**Instructions for the task**
List all the lines in these records that hold "this".

--- Begin Records ---

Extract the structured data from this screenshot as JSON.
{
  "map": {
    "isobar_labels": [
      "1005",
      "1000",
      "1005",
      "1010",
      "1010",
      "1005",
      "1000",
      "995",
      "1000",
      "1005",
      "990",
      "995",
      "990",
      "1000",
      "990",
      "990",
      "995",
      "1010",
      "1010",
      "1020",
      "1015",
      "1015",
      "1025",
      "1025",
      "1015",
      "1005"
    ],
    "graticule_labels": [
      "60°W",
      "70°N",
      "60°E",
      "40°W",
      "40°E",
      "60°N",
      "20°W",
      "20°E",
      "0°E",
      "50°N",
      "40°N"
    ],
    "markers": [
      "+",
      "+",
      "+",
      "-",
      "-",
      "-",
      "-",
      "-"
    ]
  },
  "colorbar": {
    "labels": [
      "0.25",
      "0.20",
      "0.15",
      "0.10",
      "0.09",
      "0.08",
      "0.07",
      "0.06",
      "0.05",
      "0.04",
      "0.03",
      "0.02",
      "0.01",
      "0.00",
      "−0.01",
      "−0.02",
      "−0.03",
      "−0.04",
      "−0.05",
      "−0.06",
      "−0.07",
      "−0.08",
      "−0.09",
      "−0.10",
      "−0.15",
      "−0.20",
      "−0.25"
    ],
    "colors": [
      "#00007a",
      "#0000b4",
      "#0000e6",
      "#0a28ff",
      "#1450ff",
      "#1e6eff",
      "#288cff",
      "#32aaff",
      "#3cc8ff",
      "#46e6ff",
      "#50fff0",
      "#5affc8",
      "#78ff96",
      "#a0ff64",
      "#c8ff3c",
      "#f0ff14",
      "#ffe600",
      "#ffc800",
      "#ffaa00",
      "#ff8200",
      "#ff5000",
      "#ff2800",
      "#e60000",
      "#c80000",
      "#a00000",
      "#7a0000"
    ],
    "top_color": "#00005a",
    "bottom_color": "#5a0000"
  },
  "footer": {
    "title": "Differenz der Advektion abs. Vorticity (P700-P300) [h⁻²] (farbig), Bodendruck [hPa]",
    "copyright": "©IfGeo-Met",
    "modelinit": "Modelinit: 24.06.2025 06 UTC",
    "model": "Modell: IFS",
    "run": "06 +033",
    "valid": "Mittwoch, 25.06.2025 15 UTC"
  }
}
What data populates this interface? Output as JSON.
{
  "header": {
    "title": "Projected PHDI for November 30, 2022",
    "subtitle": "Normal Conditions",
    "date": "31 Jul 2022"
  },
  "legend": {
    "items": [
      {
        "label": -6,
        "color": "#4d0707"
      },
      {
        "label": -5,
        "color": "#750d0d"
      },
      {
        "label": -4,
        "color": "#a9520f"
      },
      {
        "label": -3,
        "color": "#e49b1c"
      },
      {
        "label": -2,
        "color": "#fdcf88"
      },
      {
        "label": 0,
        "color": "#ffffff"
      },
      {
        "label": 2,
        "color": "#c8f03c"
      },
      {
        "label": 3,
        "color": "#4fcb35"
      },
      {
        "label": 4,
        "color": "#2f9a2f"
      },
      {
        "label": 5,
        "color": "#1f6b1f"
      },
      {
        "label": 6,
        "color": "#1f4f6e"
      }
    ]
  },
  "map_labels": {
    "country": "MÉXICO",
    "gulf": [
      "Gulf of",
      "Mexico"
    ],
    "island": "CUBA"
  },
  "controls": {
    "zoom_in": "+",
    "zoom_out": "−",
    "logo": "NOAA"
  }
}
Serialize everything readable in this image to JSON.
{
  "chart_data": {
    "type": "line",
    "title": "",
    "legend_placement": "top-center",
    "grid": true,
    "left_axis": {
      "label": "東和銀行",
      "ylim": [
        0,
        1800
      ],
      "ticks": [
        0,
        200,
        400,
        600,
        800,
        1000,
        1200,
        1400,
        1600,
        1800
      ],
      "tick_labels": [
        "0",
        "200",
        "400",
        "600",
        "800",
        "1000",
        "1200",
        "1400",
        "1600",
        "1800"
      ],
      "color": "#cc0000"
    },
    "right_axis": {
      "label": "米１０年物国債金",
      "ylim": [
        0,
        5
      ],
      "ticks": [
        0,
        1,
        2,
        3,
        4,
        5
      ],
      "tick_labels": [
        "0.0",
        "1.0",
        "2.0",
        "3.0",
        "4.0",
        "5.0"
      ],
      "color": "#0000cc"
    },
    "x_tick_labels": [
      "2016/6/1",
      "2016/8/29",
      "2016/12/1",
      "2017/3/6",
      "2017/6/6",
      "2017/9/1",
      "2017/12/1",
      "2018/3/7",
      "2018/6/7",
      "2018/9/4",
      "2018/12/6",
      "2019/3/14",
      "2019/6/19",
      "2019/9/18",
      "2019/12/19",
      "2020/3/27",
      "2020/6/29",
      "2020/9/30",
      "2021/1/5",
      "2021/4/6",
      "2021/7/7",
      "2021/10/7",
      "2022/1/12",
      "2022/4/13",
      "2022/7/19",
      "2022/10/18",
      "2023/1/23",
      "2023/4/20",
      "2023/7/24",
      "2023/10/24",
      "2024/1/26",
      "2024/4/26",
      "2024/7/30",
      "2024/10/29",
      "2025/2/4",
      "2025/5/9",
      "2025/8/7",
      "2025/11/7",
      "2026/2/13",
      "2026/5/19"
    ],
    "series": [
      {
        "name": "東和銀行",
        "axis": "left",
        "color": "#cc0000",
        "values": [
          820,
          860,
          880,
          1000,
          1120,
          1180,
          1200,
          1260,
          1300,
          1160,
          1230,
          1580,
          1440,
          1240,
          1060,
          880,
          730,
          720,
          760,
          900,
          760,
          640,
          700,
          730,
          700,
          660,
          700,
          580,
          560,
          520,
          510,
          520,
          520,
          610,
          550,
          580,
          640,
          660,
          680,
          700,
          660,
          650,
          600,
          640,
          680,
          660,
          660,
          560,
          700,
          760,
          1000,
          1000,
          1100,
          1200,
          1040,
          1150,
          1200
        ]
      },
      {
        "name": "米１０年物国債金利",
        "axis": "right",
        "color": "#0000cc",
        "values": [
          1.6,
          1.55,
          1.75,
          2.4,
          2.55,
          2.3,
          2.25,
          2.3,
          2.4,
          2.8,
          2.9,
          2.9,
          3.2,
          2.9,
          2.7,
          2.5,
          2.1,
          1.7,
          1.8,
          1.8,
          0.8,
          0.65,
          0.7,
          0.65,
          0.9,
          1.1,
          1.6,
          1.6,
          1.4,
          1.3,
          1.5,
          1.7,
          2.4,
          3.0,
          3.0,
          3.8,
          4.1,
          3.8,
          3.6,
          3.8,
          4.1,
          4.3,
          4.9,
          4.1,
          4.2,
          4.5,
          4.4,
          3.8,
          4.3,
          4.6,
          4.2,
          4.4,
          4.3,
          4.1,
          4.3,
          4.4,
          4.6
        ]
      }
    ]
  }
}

--- End Records ---

**Problem solution**
Extract the structured data from this screenshot as JSON.
What data populates this interface? Output as JSON.
Serialize everything readable in this image to JSON.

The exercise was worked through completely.